Task requirements »
In the entries that follow, how many lines contain the word "Continued"? Answer with the number only.

Saved entries
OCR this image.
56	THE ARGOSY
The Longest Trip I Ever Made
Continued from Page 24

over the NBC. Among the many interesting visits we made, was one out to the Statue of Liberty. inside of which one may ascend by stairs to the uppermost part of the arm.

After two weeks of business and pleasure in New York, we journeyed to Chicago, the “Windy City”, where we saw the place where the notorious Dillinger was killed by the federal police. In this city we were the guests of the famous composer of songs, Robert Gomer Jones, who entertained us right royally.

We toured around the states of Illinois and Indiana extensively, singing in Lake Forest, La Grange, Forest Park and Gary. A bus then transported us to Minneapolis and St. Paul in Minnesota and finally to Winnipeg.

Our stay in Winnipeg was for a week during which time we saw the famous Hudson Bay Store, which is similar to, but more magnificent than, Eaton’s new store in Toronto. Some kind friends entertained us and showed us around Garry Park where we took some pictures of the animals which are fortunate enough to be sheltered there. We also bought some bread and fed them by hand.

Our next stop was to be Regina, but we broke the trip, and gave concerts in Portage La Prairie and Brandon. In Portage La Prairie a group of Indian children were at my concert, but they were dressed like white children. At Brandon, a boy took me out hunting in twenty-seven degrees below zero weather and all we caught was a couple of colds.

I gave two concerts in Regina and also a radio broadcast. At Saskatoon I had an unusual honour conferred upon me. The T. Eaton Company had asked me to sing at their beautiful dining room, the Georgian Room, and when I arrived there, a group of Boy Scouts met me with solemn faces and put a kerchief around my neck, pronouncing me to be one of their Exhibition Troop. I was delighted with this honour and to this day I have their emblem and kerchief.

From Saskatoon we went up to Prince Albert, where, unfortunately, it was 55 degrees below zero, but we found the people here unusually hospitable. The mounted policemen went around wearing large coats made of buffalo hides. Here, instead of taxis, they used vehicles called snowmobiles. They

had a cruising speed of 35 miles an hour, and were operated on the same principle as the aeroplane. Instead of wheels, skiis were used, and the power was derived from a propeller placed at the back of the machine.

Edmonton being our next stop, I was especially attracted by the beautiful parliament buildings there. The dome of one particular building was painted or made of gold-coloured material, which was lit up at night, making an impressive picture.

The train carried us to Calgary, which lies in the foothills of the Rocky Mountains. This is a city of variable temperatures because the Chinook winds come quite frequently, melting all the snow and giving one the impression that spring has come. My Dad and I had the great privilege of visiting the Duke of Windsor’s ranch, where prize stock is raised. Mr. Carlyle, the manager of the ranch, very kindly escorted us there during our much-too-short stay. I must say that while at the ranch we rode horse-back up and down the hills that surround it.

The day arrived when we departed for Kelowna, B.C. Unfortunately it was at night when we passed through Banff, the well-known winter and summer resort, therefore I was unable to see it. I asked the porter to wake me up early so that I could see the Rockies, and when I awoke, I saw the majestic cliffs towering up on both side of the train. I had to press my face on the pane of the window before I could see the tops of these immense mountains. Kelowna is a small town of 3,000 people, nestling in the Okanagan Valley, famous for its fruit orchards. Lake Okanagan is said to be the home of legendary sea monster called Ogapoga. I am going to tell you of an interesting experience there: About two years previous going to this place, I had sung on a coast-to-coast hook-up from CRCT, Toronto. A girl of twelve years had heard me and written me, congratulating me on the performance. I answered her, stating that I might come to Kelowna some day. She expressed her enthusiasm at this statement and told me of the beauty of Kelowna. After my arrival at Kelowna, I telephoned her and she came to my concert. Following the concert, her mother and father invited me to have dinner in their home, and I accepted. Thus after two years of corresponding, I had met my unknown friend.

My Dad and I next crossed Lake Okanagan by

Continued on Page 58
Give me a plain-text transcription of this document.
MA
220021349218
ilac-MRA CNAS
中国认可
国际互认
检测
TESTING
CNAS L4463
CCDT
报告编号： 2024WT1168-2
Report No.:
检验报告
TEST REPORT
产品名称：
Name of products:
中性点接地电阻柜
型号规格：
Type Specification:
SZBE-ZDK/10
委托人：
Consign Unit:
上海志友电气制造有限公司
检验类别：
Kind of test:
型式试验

Answer for this exercise »
2